(Records contained in a dataset)
----------------------------------------
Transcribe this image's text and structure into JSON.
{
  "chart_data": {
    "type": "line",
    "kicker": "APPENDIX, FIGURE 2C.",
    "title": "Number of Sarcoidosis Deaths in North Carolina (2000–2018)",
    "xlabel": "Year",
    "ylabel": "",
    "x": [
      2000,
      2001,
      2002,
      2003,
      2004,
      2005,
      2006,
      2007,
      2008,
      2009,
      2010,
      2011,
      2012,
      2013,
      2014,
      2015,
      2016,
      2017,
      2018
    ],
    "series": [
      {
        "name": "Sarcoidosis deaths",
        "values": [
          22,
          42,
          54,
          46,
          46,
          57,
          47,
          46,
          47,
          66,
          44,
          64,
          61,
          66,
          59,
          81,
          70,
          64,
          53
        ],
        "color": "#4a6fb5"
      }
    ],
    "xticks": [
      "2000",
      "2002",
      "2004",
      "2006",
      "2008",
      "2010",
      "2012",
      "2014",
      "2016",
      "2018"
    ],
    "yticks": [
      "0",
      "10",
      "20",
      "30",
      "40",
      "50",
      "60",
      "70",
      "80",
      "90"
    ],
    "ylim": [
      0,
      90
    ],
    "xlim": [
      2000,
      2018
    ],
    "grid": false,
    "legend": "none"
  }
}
----------------------------------------
Every line above should be retyped exactly as given.

Transcribe this image's text and structure into JSON.
{
  "chart_data": {
    "type": "line",
    "kicker": "APPENDIX, FIGURE 2C.",
    "title": "Number of Sarcoidosis Deaths in North Carolina (2000–2018)",
    "xlabel": "Year",
    "ylabel": "",
    "x": [
      2000,
      2001,
      2002,
      2003,
      2004,
      2005,
      2006,
      2007,
      2008,
      2009,
      2010,
      2011,
      2012,
      2013,
      2014,
      2015,
      2016,
      2017,
      2018
    ],
    "series": [
      {
        "name": "Sarcoidosis deaths",
        "values": [
          22,
          42,
          54,
          46,
          46,
          57,
          47,
          46,
          47,
          66,
          44,
          64,
          61,
          66,
          59,
          81,
          70,
          64,
          53
        ],
        "color": "#4a6fb5"
      }
    ],
    "xticks": [
      "2000",
      "2002",
      "2004",
      "2006",
      "2008",
      "2010",
      "2012",
      "2014",
      "2016",
      "2018"
    ],
    "yticks": [
      "0",
      "10",
      "20",
      "30",
      "40",
      "50",
      "60",
      "70",
      "80",
      "90"
    ],
    "ylim": [
      0,
      90
    ],
    "xlim": [
      2000,
      2018
    ],
    "grid": false,
    "legend": "none"
  }
}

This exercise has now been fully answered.